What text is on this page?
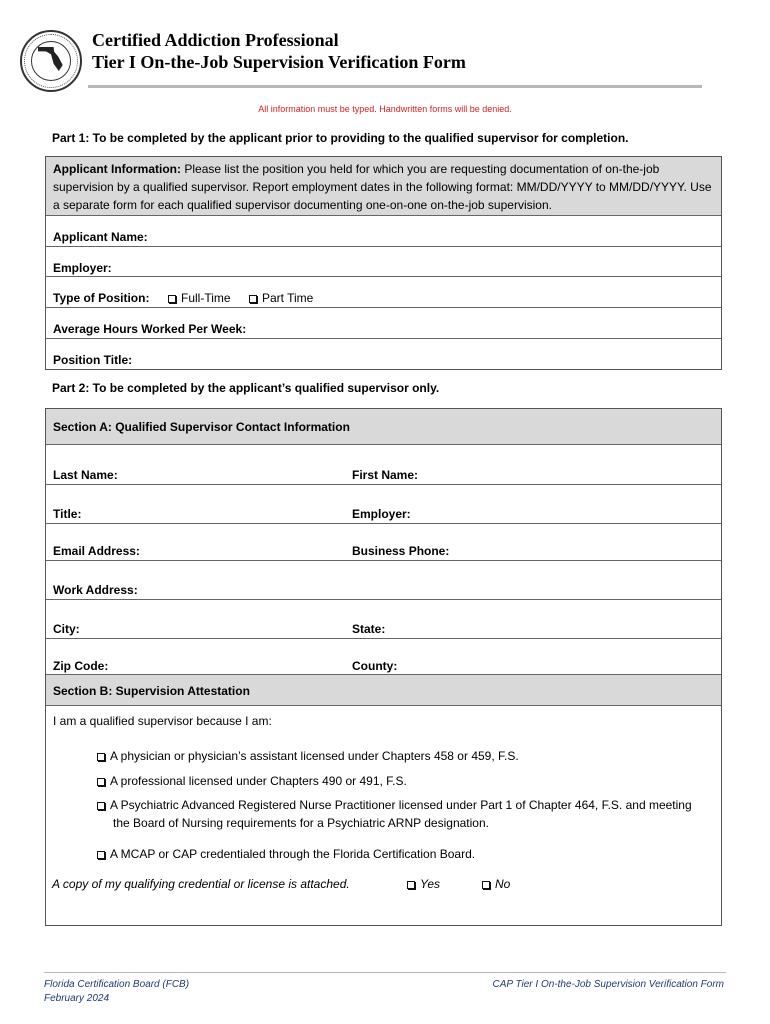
Certified Addiction Professional
Tier I On-the-Job Supervision Verification Form
All information must be typed. Handwritten forms will be denied.
Part 1: To be completed by the applicant prior to providing to the qualified supervisor for completion.
Applicant Information: Please list the position you held for which you are requesting documentation of on-the-job supervision by a qualified supervisor. Report employment dates in the following format: MM/DD/YYYY to MM/DD/YYYY. Use a separate form for each qualified supervisor documenting one-on-one on-the-job supervision.
Applicant Name:
Employer:
Type of Position:	Full-Time	Part Time
Average Hours Worked Per Week:
Position Title:
Part 2: To be completed by the applicant’s qualified supervisor only.
Section A: Qualified Supervisor Contact Information
Last Name:	First Name:
Title:	Employer:
Email Address:	Business Phone:
Work Address:
City:	State:
Zip Code:	County:
Section B: Supervision Attestation
I am a qualified supervisor because I am:
A physician or physician’s assistant licensed under Chapters 458 or 459, F.S.
A professional licensed under Chapters 490 or 491, F.S.
A Psychiatric Advanced Registered Nurse Practitioner licensed under Part 1 of Chapter 464, F.S. and meeting the Board of Nursing requirements for a Psychiatric ARNP designation.
A MCAP or CAP credentialed through the Florida Certification Board.
A copy of my qualifying credential or license is attached.	Yes	No
Florida Certification Board (FCB)
February 2024
CAP Tier I On-the-Job Supervision Verification Form
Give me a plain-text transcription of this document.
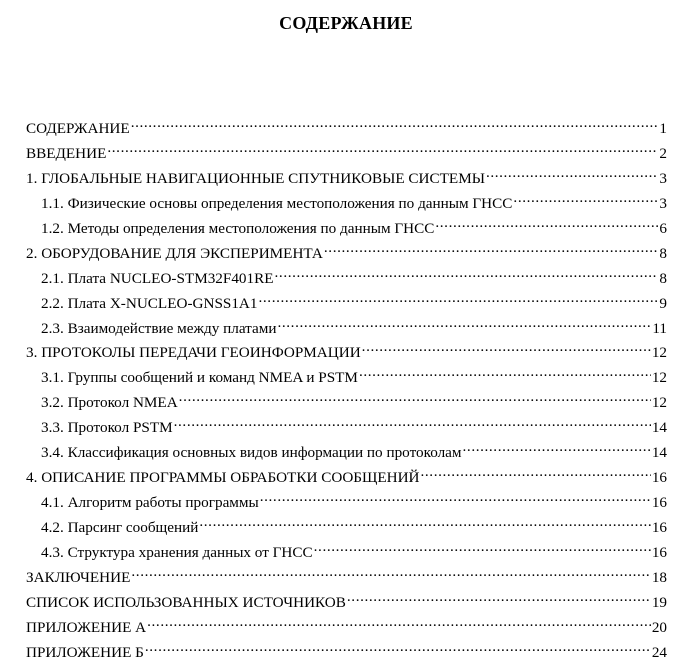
СОДЕРЖАНИЕ
СОДЕРЖАНИЕ .....	1
ВВЕДЕНИЕ .....	2
1. ГЛОБАЛЬНЫЕ НАВИГАЦИОННЫЕ СПУТНИКОВЫЕ СИСТЕМЫ .....	3
1.1. Физические основы определения местоположения по данным ГНСС .....	3
1.2. Методы определения местоположения по данным ГНСС .....	6
2. ОБОРУДОВАНИЕ ДЛЯ ЭКСПЕРИМЕНТА .....	8
2.1. Плата NUCLEO-STM32F401RE .....	8
2.2. Плата X-NUCLEO-GNSS1A1 .....	9
2.3. Взаимодействие между платами .....	11
3. ПРОТОКОЛЫ ПЕРЕДАЧИ ГЕОИНФОРМАЦИИ .....	12
3.1. Группы сообщений и команд NMEA и PSTM .....	12
3.2. Протокол NMEA .....	12
3.3. Протокол PSTM .....	14
3.4. Классификация основных видов информации по протоколам .....	14
4. ОПИСАНИЕ ПРОГРАММЫ ОБРАБОТКИ СООБЩЕНИЙ .....	16
4.1. Алгоритм работы программы .....	16
4.2. Парсинг сообщений .....	16
4.3. Структура хранения данных от ГНСС .....	16
ЗАКЛЮЧЕНИЕ .....	18
СПИСОК ИСПОЛЬЗОВАННЫХ ИСТОЧНИКОВ .....	19
ПРИЛОЖЕНИЕ А .....	20
ПРИЛОЖЕНИЕ Б .....	24
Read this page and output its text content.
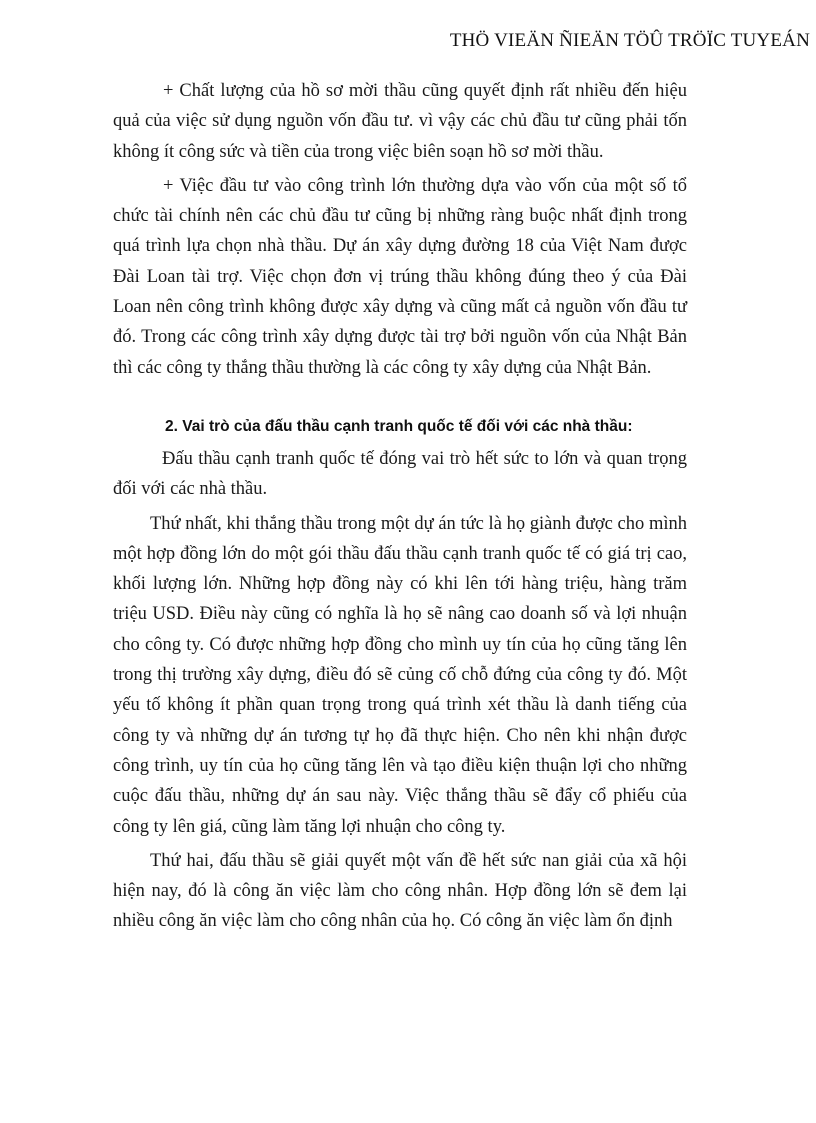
THÖ VIEÄN ÑIEÄN TÖÛ TRÖÏC TUYEÁN

+ Chất lượng của hồ sơ mời thầu cũng quyết định rất nhiều đến hiệu quả của việc sử dụng nguồn vốn đầu tư. vì vậy các chủ đầu tư cũng phải tốn không ít công sức và tiền của trong việc biên soạn hồ sơ mời thầu.

+ Việc đầu tư vào công trình lớn thường dựa vào vốn của một số tổ chức tài chính nên các chủ đầu tư cũng bị những ràng buộc nhất định trong quá trình lựa chọn nhà thầu. Dự án xây dựng đường 18 của Việt Nam được Đài Loan tài trợ. Việc chọn đơn vị trúng thầu không đúng theo ý của Đài Loan nên công trình không được xây dựng và cũng mất cả nguồn vốn đầu tư đó. Trong các công trình xây dựng được tài trợ bởi nguồn vốn của Nhật Bản thì các công ty thắng thầu thường là các công ty xây dựng của Nhật Bản.

2. Vai trò của đấu thầu cạnh tranh quốc tế đối với các nhà thầu:

Đấu thầu cạnh tranh quốc tế đóng vai trò hết sức to lớn và quan trọng đối với các nhà thầu.

Thứ nhất, khi thắng thầu trong một dự án tức là họ giành được cho mình một hợp đồng lớn do một gói thầu đấu thầu cạnh tranh quốc tế có giá trị cao, khối lượng lớn. Những hợp đồng này có khi lên tới hàng triệu, hàng trăm triệu USD. Điều này cũng có nghĩa là họ sẽ nâng cao doanh số và lợi nhuận cho công ty. Có được những hợp đồng cho mình uy tín của họ cũng tăng lên trong thị trường xây dựng, điều đó sẽ củng cố chỗ đứng của công ty đó. Một yếu tố không ít phần quan trọng trong quá trình xét thầu là danh tiếng của công ty và những dự án tương tự họ đã thực hiện. Cho nên khi nhận được công trình, uy tín của họ cũng tăng lên và tạo điều kiện thuận lợi cho những cuộc đấu thầu, những dự án sau này. Việc thắng thầu sẽ đẩy cổ phiếu của công ty lên giá, cũng làm tăng lợi nhuận cho công ty.

Thứ hai, đấu thầu sẽ giải quyết một vấn đề hết sức nan giải của xã hội hiện nay, đó là công ăn việc làm cho công nhân. Hợp đồng lớn sẽ đem lại nhiều công ăn việc làm cho công nhân của họ. Có công ăn việc làm ổn định
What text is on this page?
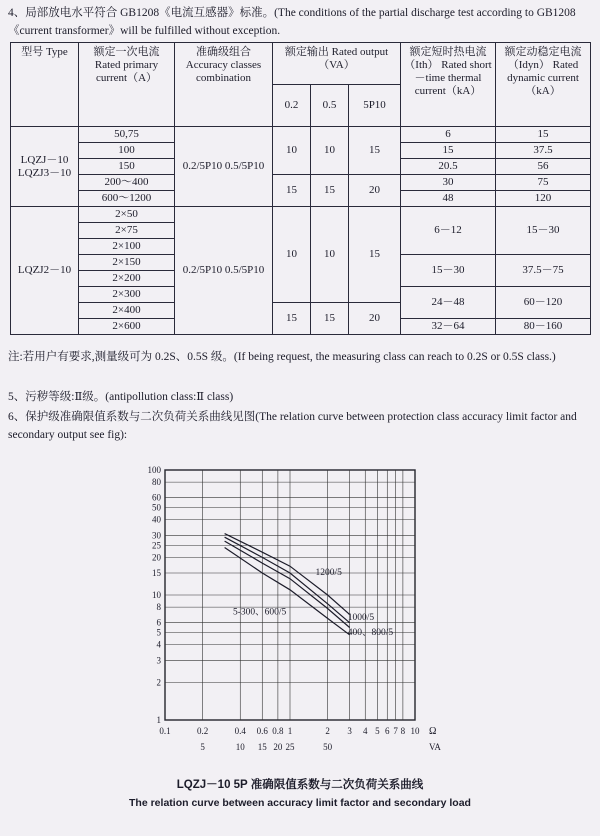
4、局部放电水平符合 GB1208《电流互感器》标准。(The conditions of the partial discharge test according to GB1208《current transformer》will be fulfilled without exception.

型号 Type	额定一次电流 Rated primary current（A）	准确级组合 Accuracy classes combination	额定输出 Rated output（VA）			额定短时热电流（Ith） Rated short－time thermal current（kA）	额定动稳定电流（Idyn） Rated dynamic current（kA）
			0.2	0.5	5P10		
LQZJ－10 LQZJ3－10	50,75	0.2/5P10 0.5/5P10	10	10	15	6	15
	100					15	37.5
	150					20.5	56
	200～400		15	15	20	30	75
	600～1200					48	120
LQZJ2－10	2×50	0.2/5P10 0.5/5P10	10	10	15	6－12	15－30
	2×75						
	2×100						
	2×150					15－30	37.5－75
	2×200						
	2×300					24－48	60－120
	2×400		15	15	20		
	2×600					32－64	80－160

注:若用户有要求,测量级可为 0.2S、0.5S 级。(If being request, the measuring class can reach to 0.2S or 0.5S class.)

5、污秽等级:Ⅱ级。(antipollution class:Ⅱ class)

6、保护级准确限值系数与二次负荷关系曲线见图(The relation curve between protection class accuracy limit factor and secondary output see fig):

1
2
3
4
5
6
8
10
15
20
25
30
40
50
60
80
100
0.1	0.2	0.4 0.6 0.8 1	2 3 4 5 6 7 8 10 Ω
5	10 15 20 25	50	VA
1200/5
1000/5
400、800/5
5-300、600/5
LQZJ－10 5P 准确限值系数与二次负荷关系曲线
The relation curve between accuracy limit factor and secondary load
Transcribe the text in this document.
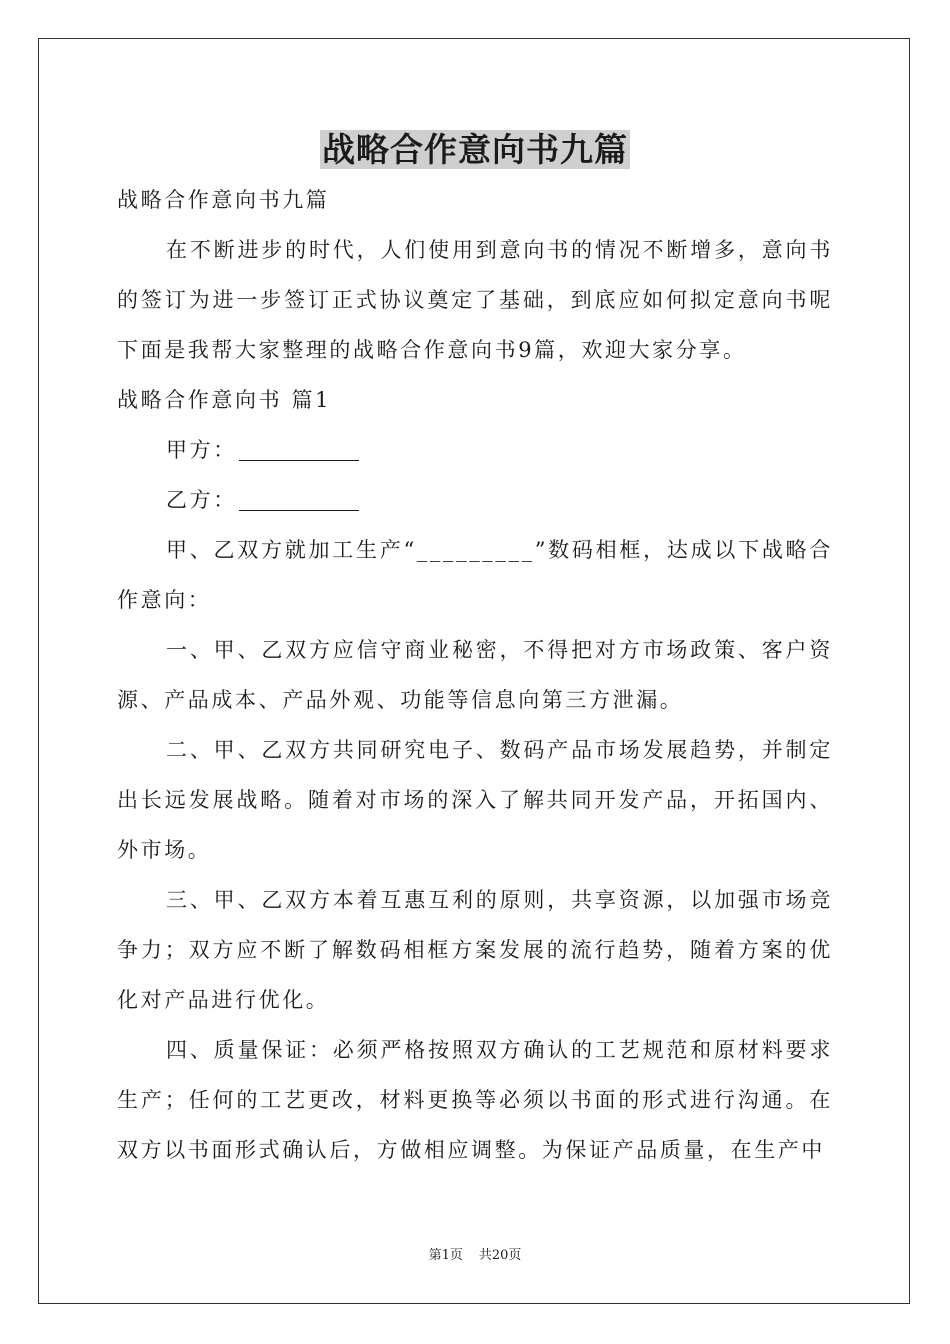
战略合作意向书九篇

战略合作意向书九篇

在不断进步的时代，人们使用到意向书的情况不断增多，意向书的签订为进一步签订正式协议奠定了基础，到底应如何拟定意向书呢下面是我帮大家整理的战略合作意向书9篇，欢迎大家分享。

战略合作意向书 篇1

甲方：

乙方：

甲、乙双方就加工生产“_________”数码相框，达成以下战略合作意向：

一、甲、乙双方应信守商业秘密，不得把对方市场政策、客户资源、产品成本、产品外观、功能等信息向第三方泄漏。

二、甲、乙双方共同研究电子、数码产品市场发展趋势，并制定出长远发展战略。随着对市场的深入了解共同开发产品，开拓国内、外市场。

三、甲、乙双方本着互惠互利的原则，共享资源，以加强市场竞争力；双方应不断了解数码相框方案发展的流行趋势，随着方案的优化对产品进行优化。

四、质量保证：必须严格按照双方确认的工艺规范和原材料要求生产；任何的工艺更改，材料更换等必须以书面的形式进行沟通。在双方以书面形式确认后，方做相应调整。为保证产品质量，在生产中

第1页 共20页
□ □ □ □ □ □ □
◆ **Your objective**: Quote the records above exactly, leaving out any pictures.

◆ **Final result**:
What text is on this page?
Certified Addiction Professional
Tier I On-the-Job Supervision Verification Form
All information must be typed. Handwritten forms will be denied.
Part 1: To be completed by the applicant prior to providing to the qualified supervisor for completion.
Applicant Information: Please list the position you held for which you are requesting documentation of on-the-job supervision by a qualified supervisor. Report employment dates in the following format: MM/DD/YYYY to MM/DD/YYYY. Use a separate form for each qualified supervisor documenting one-on-one on-the-job supervision.
Applicant Name:
Employer:
Type of Position:	Full-Time	Part Time
Average Hours Worked Per Week:
Position Title:
Part 2: To be completed by the applicant’s qualified supervisor only.
Section A: Qualified Supervisor Contact Information
Last Name:	First Name:
Title:	Employer:
Email Address:	Business Phone:
Work Address:
City:	State:
Zip Code:	County:
Section B: Supervision Attestation
I am a qualified supervisor because I am:
A physician or physician’s assistant licensed under Chapters 458 or 459, F.S.
A professional licensed under Chapters 490 or 491, F.S.
A Psychiatric Advanced Registered Nurse Practitioner licensed under Part 1 of Chapter 464, F.S. and meeting the Board of Nursing requirements for a Psychiatric ARNP designation.
A MCAP or CAP credentialed through the Florida Certification Board.
A copy of my qualifying credential or license is attached.	Yes	No
Florida Certification Board (FCB)
February 2024
CAP Tier I On-the-Job Supervision Verification Form
Give me a plain-text transcription of this document.
СОДЕРЖАНИЕ
СОДЕРЖАНИЕ .....	1
ВВЕДЕНИЕ .....	2
1. ГЛОБАЛЬНЫЕ НАВИГАЦИОННЫЕ СПУТНИКОВЫЕ СИСТЕМЫ .....	3
1.1. Физические основы определения местоположения по данным ГНСС .....	3
1.2. Методы определения местоположения по данным ГНСС .....	6
2. ОБОРУДОВАНИЕ ДЛЯ ЭКСПЕРИМЕНТА .....	8
2.1. Плата NUCLEO-STM32F401RE .....	8
2.2. Плата X-NUCLEO-GNSS1A1 .....	9
2.3. Взаимодействие между платами .....	11
3. ПРОТОКОЛЫ ПЕРЕДАЧИ ГЕОИНФОРМАЦИИ .....	12
3.1. Группы сообщений и команд NMEA и PSTM .....	12
3.2. Протокол NMEA .....	12
3.3. Протокол PSTM .....	14
3.4. Классификация основных видов информации по протоколам .....	14
4. ОПИСАНИЕ ПРОГРАММЫ ОБРАБОТКИ СООБЩЕНИЙ .....	16
4.1. Алгоритм работы программы .....	16
4.2. Парсинг сообщений .....	16
4.3. Структура хранения данных от ГНСС .....	16
ЗАКЛЮЧЕНИЕ .....	18
СПИСОК ИСПОЛЬЗОВАННЫХ ИСТОЧНИКОВ .....	19
ПРИЛОЖЕНИЕ А .....	20
ПРИЛОЖЕНИЕ Б .....	24
Read this page and output its text content.
THÖ VIEÄN ÑIEÄN TÖÛ TRÖÏC TUYEÁN

+ Chất lượng của hồ sơ mời thầu cũng quyết định rất nhiều đến hiệu quả của việc sử dụng nguồn vốn đầu tư. vì vậy các chủ đầu tư cũng phải tốn không ít công sức và tiền của trong việc biên soạn hồ sơ mời thầu.

+ Việc đầu tư vào công trình lớn thường dựa vào vốn của một số tổ chức tài chính nên các chủ đầu tư cũng bị những ràng buộc nhất định trong quá trình lựa chọn nhà thầu. Dự án xây dựng đường 18 của Việt Nam được Đài Loan tài trợ. Việc chọn đơn vị trúng thầu không đúng theo ý của Đài Loan nên công trình không được xây dựng và cũng mất cả nguồn vốn đầu tư đó. Trong các công trình xây dựng được tài trợ bởi nguồn vốn của Nhật Bản thì các công ty thắng thầu thường là các công ty xây dựng của Nhật Bản.

2. Vai trò của đấu thầu cạnh tranh quốc tế đối với các nhà thầu:

Đấu thầu cạnh tranh quốc tế đóng vai trò hết sức to lớn và quan trọng đối với các nhà thầu.

Thứ nhất, khi thắng thầu trong một dự án tức là họ giành được cho mình một hợp đồng lớn do một gói thầu đấu thầu cạnh tranh quốc tế có giá trị cao, khối lượng lớn. Những hợp đồng này có khi lên tới hàng triệu, hàng trăm triệu USD. Điều này cũng có nghĩa là họ sẽ nâng cao doanh số và lợi nhuận cho công ty. Có được những hợp đồng cho mình uy tín của họ cũng tăng lên trong thị trường xây dựng, điều đó sẽ củng cố chỗ đứng của công ty đó. Một yếu tố không ít phần quan trọng trong quá trình xét thầu là danh tiếng của công ty và những dự án tương tự họ đã thực hiện. Cho nên khi nhận được công trình, uy tín của họ cũng tăng lên và tạo điều kiện thuận lợi cho những cuộc đấu thầu, những dự án sau này. Việc thắng thầu sẽ đẩy cổ phiếu của công ty lên giá, cũng làm tăng lợi nhuận cho công ty.

Thứ hai, đấu thầu sẽ giải quyết một vấn đề hết sức nan giải của xã hội hiện nay, đó là công ăn việc làm cho công nhân. Hợp đồng lớn sẽ đem lại nhiều công ăn việc làm cho công nhân của họ. Có công ăn việc làm ổn định
What text is on this page?
4、局部放电水平符合 GB1208《电流互感器》标准。(The conditions of the partial discharge test according to GB1208《current transformer》will be fulfilled without exception.

型号 Type	额定一次电流 Rated primary current（A）	准确级组合 Accuracy classes combination	额定输出 Rated output（VA）			额定短时热电流（Ith） Rated short－time thermal current（kA）	额定动稳定电流（Idyn） Rated dynamic current（kA）
			0.2	0.5	5P10		
LQZJ－10 LQZJ3－10	50,75	0.2/5P10 0.5/5P10	10	10	15	6	15
	100					15	37.5
	150					20.5	56
	200～400		15	15	20	30	75
	600～1200					48	120
LQZJ2－10	2×50	0.2/5P10 0.5/5P10	10	10	15	6－12	15－30
	2×75						
	2×100						
	2×150					15－30	37.5－75
	2×200						
	2×300					24－48	60－120
	2×400		15	15	20		
	2×600					32－64	80－160

注:若用户有要求,测量级可为 0.2S、0.5S 级。(If being request, the measuring class can reach to 0.2S or 0.5S class.)

5、污秽等级:Ⅱ级。(antipollution class:Ⅱ class)

6、保护级准确限值系数与二次负荷关系曲线见图(The relation curve between protection class accuracy limit factor and secondary output see fig):

1
2
3
4
5
6
8
10
15
20
25
30
40
50
60
80
100
0.1	0.2	0.4 0.6 0.8 1	2 3 4 5 6 7 8 10 Ω
5	10 15 20 25	50	VA
1200/5
1000/5
400、800/5
5-300、600/5
LQZJ－10 5P 准确限值系数与二次负荷关系曲线
The relation curve between accuracy limit factor and secondary load
Transcribe the text in this document.
战略合作意向书九篇

战略合作意向书九篇

在不断进步的时代，人们使用到意向书的情况不断增多，意向书的签订为进一步签订正式协议奠定了基础，到底应如何拟定意向书呢下面是我帮大家整理的战略合作意向书9篇，欢迎大家分享。

战略合作意向书 篇1

甲方：

乙方：

甲、乙双方就加工生产“_________”数码相框，达成以下战略合作意向：

一、甲、乙双方应信守商业秘密，不得把对方市场政策、客户资源、产品成本、产品外观、功能等信息向第三方泄漏。

二、甲、乙双方共同研究电子、数码产品市场发展趋势，并制定出长远发展战略。随着对市场的深入了解共同开发产品，开拓国内、外市场。

三、甲、乙双方本着互惠互利的原则，共享资源，以加强市场竞争力；双方应不断了解数码相框方案发展的流行趋势，随着方案的优化对产品进行优化。

四、质量保证：必须严格按照双方确认的工艺规范和原材料要求生产；任何的工艺更改，材料更换等必须以书面的形式进行沟通。在双方以书面形式确认后，方做相应调整。为保证产品质量，在生产中

第1页 共20页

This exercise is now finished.